# YOUR GOAL:
Which lines contain the string "Cumulative"? Please list every one of them.

::: DATA SECTION :::

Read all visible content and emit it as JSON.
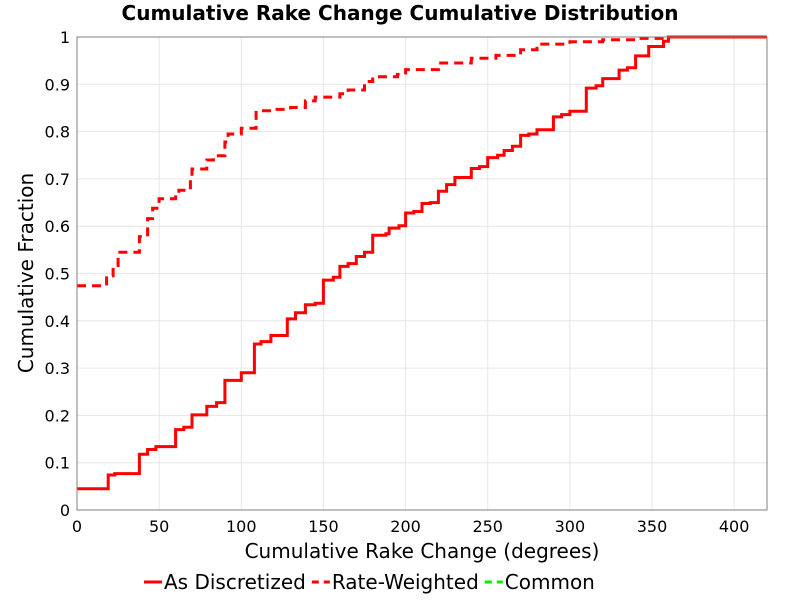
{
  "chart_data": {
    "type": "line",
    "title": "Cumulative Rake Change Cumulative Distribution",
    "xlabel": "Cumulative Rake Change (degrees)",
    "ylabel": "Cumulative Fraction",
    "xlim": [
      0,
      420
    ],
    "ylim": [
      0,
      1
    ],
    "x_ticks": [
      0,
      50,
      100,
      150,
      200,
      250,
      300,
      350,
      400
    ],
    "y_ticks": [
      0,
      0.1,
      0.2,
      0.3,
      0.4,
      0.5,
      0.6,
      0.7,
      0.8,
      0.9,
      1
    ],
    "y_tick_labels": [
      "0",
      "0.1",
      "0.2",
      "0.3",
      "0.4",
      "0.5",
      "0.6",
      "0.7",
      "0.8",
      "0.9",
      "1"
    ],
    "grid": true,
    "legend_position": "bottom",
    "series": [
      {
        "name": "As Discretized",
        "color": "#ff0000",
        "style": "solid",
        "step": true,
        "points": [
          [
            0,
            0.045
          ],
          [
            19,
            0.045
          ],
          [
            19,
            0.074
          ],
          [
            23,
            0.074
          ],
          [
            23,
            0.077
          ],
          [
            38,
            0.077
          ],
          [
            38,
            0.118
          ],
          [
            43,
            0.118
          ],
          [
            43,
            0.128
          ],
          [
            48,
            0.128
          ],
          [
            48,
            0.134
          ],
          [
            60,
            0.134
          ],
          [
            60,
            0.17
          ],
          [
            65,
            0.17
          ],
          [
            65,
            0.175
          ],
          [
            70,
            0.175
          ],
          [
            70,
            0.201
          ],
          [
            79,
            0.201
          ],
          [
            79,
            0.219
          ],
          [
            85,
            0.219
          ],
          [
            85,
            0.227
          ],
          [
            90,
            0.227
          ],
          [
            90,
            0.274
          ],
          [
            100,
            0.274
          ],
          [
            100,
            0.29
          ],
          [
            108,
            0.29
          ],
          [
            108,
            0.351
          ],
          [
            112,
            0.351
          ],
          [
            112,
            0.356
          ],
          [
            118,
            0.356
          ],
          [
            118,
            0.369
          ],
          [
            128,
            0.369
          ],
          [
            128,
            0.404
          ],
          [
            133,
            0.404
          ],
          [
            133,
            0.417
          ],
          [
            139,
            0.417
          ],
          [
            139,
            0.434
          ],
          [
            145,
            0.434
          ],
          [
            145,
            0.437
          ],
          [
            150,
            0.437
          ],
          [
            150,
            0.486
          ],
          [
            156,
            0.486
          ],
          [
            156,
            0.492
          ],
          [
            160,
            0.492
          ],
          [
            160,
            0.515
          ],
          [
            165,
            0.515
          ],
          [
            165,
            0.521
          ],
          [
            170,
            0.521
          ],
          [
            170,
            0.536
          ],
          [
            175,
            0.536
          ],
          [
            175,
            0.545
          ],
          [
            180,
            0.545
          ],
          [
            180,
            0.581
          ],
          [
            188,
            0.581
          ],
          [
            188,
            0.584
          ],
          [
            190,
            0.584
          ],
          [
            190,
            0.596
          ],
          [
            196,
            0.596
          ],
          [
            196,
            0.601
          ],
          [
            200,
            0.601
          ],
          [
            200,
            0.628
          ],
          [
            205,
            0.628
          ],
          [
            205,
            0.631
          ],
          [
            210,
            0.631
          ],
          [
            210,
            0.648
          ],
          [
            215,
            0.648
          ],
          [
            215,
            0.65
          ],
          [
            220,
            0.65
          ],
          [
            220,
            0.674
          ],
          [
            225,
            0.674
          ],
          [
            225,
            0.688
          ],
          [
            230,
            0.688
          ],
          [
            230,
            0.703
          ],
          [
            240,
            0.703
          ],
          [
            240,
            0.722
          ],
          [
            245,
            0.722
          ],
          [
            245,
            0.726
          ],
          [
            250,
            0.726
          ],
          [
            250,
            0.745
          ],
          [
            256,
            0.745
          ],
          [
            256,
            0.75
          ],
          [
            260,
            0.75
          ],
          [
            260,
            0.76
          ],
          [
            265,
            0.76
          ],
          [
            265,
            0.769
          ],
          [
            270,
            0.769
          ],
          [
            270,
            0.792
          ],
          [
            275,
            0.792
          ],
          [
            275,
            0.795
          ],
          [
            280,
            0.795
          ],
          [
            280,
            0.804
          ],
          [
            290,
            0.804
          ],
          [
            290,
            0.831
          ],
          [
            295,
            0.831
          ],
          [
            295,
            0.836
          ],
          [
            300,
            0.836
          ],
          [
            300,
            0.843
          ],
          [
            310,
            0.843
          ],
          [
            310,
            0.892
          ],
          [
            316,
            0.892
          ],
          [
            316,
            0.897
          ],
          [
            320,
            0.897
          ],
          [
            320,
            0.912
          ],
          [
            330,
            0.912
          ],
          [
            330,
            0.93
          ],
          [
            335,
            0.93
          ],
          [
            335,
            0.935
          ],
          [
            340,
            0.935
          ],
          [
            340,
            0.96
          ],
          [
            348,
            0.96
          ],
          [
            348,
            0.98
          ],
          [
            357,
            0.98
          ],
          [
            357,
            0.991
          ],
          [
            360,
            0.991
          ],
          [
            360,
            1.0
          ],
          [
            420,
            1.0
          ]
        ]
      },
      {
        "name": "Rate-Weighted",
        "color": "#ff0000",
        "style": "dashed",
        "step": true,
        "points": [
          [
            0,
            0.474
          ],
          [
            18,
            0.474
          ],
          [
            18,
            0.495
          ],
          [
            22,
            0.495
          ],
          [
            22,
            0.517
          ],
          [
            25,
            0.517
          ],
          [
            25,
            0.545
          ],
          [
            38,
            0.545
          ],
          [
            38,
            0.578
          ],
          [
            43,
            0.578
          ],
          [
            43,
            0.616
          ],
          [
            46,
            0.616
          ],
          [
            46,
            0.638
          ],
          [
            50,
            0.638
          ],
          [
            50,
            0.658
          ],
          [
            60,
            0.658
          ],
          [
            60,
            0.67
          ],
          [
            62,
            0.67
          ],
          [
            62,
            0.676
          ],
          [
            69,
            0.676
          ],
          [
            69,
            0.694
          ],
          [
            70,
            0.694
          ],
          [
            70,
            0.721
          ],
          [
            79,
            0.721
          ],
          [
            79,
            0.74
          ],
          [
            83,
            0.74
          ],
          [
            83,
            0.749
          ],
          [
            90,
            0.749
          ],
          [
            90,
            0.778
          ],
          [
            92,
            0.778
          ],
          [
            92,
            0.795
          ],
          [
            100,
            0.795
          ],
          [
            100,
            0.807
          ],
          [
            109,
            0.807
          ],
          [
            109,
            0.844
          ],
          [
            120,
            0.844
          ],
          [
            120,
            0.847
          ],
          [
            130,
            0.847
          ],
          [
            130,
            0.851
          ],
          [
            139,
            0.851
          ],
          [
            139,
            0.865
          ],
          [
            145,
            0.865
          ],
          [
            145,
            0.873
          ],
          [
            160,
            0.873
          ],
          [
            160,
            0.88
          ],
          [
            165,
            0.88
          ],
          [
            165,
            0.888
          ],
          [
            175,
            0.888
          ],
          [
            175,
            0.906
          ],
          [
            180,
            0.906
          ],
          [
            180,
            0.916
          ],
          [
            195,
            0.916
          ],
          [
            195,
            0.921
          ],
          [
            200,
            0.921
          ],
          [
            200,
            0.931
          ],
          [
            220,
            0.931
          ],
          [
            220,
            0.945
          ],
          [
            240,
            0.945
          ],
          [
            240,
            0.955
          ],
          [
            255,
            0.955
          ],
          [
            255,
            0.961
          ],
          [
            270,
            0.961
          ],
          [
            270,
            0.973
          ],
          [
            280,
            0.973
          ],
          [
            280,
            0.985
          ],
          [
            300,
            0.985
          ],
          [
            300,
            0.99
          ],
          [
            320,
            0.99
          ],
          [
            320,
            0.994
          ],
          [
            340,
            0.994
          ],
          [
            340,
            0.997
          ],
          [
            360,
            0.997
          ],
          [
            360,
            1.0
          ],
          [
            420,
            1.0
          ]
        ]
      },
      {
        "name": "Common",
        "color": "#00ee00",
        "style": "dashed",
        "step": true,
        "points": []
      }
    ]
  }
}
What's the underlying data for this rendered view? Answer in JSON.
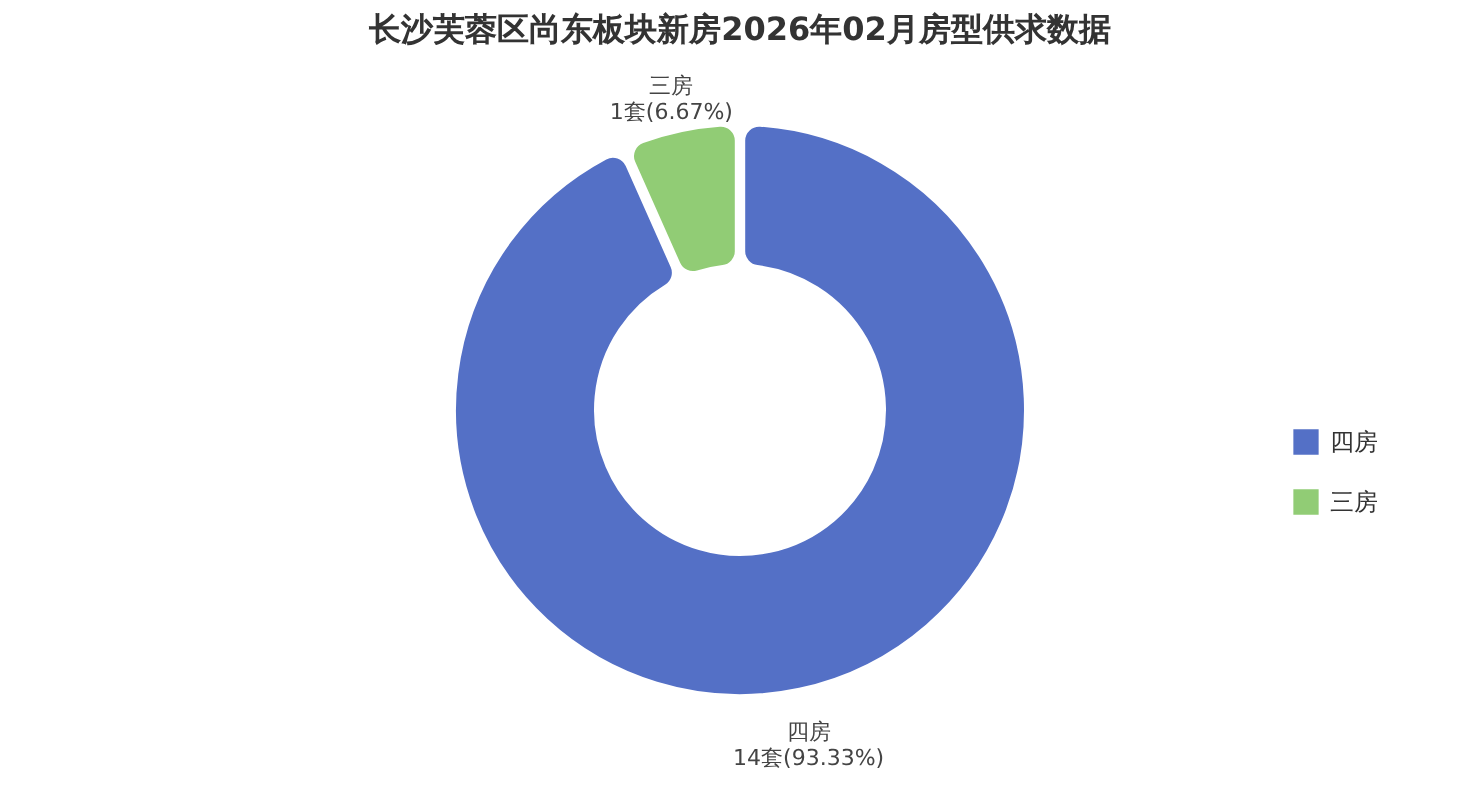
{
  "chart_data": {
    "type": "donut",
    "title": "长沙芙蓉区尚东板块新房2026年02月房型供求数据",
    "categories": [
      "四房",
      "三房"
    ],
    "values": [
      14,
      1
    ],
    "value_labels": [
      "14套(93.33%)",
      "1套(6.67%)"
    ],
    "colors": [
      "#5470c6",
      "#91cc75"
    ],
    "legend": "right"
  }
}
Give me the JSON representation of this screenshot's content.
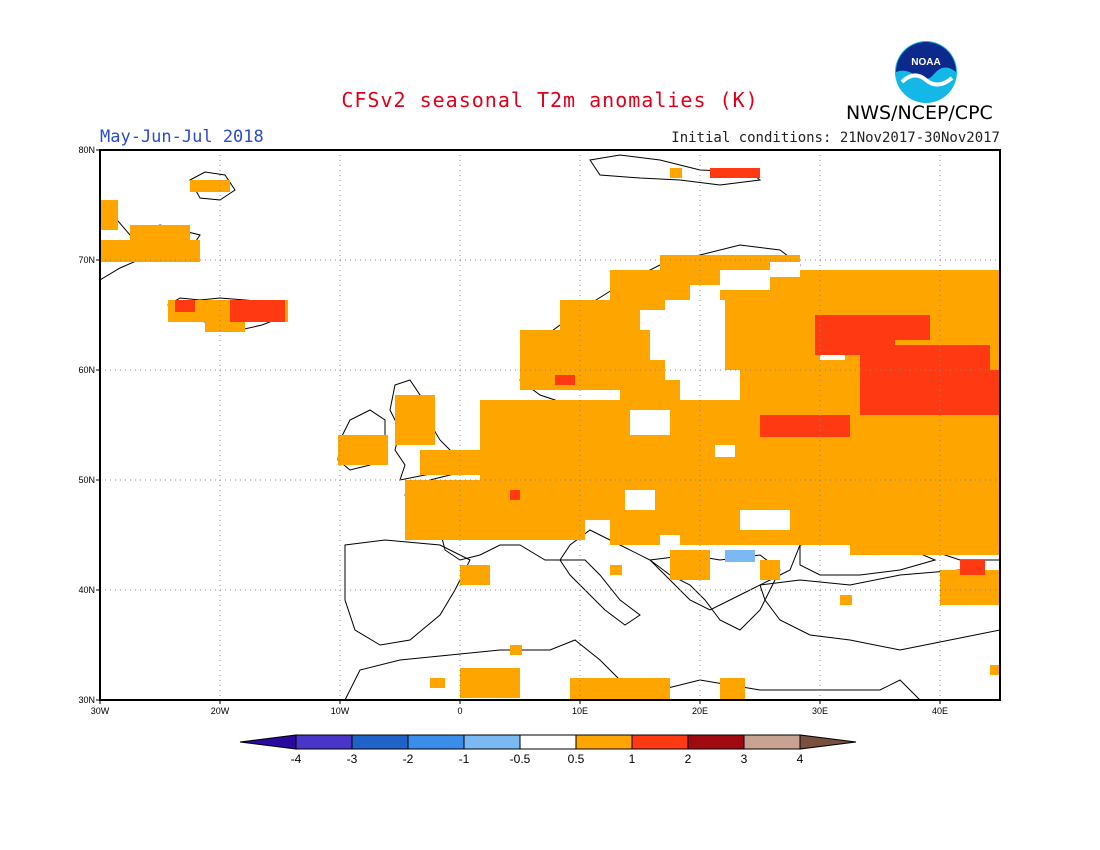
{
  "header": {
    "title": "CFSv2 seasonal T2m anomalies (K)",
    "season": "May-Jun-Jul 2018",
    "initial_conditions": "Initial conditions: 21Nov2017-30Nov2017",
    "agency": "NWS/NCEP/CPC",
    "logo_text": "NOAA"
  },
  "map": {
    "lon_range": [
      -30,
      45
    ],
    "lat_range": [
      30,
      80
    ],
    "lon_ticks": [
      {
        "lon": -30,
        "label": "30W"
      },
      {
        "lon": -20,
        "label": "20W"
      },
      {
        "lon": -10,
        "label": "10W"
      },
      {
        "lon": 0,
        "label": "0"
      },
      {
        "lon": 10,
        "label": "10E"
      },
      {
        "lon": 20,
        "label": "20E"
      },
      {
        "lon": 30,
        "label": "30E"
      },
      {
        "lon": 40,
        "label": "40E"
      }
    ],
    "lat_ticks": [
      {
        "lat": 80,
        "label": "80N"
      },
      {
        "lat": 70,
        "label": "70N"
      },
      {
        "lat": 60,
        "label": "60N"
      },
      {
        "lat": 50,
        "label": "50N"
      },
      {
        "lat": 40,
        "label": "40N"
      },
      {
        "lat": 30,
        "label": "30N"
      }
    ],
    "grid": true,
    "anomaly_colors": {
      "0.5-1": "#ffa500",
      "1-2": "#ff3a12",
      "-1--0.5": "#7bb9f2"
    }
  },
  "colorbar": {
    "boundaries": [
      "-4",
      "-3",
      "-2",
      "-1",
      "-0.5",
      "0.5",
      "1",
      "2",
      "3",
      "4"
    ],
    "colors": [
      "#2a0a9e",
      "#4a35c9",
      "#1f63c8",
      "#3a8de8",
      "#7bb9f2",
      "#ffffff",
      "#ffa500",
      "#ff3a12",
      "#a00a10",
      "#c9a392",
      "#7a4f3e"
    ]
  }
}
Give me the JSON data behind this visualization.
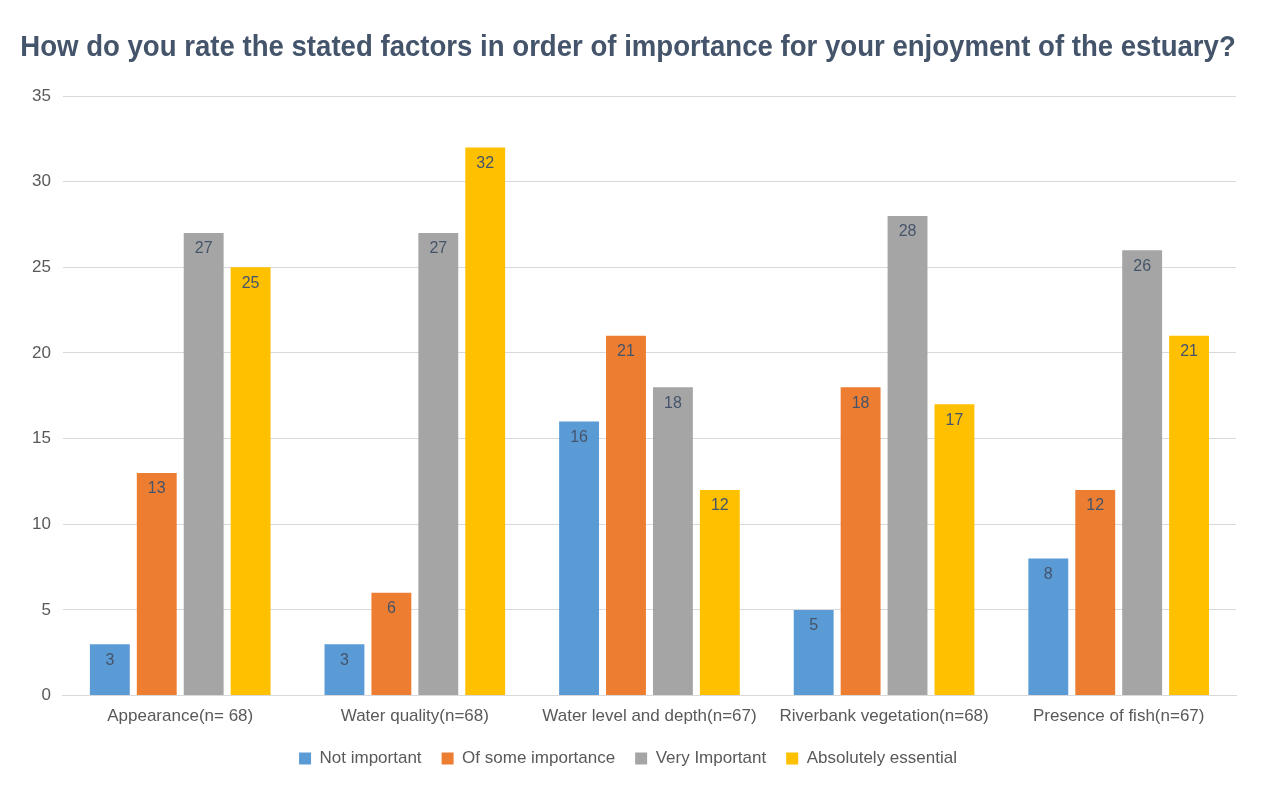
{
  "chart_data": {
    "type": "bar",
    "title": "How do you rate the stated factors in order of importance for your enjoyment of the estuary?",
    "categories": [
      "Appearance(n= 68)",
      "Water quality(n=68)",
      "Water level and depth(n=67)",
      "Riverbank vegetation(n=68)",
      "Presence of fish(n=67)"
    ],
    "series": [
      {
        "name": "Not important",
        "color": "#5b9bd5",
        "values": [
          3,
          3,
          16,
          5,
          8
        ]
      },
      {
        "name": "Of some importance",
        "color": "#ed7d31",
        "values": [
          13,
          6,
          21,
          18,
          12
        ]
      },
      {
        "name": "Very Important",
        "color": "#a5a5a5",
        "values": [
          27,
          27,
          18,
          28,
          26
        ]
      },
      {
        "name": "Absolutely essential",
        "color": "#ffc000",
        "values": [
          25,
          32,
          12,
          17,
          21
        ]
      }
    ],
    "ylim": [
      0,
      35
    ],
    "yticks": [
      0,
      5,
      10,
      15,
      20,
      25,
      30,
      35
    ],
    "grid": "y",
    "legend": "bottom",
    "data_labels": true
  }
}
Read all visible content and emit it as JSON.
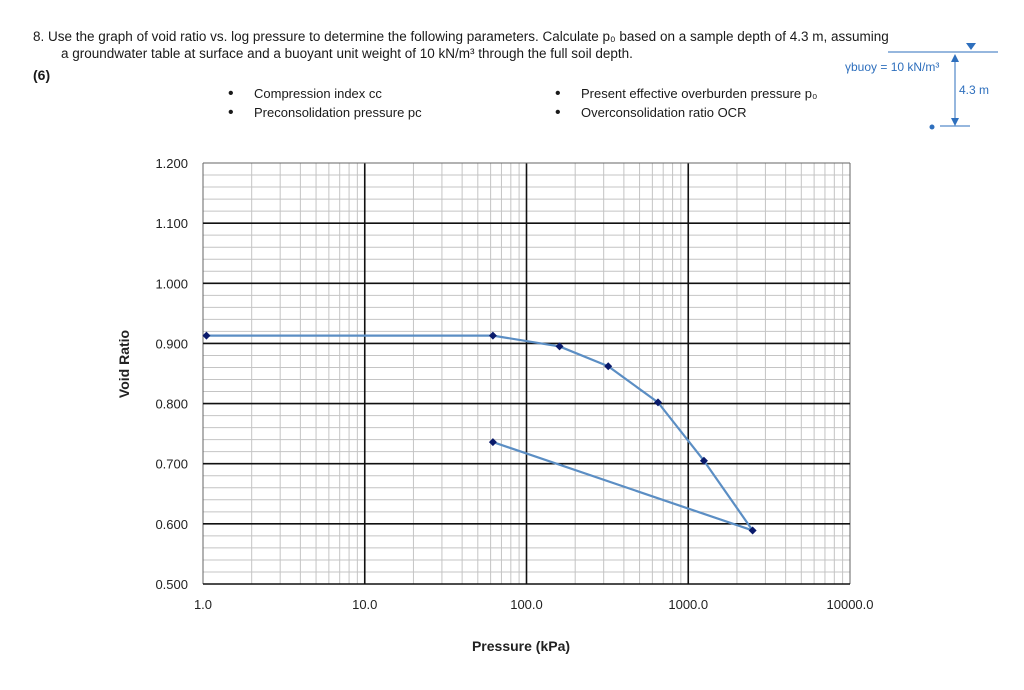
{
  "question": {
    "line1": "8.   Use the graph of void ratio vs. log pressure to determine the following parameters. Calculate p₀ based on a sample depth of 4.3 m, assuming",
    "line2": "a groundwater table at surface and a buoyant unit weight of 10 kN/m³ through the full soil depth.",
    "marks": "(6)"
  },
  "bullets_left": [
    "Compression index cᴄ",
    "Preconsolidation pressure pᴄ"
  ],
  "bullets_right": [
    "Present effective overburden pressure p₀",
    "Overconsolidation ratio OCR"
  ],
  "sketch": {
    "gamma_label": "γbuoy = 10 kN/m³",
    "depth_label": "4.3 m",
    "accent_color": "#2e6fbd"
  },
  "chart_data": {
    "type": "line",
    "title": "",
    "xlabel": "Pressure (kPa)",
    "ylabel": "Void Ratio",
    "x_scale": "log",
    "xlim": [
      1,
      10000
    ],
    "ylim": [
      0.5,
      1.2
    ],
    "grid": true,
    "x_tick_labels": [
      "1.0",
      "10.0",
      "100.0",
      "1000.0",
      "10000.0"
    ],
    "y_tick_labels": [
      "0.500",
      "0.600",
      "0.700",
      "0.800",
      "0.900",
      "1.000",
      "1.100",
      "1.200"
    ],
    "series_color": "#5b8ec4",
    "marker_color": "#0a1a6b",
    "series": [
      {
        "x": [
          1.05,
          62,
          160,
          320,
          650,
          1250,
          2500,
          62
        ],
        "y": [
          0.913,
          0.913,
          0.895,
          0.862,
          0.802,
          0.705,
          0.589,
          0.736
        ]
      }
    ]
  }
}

:::

# WRITTEN SOLUTION:
    "title": "Cumulative Rake Change Cumulative Distribution",
    "xlabel": "Cumulative Rake Change (degrees)",
    "ylabel": "Cumulative Fraction",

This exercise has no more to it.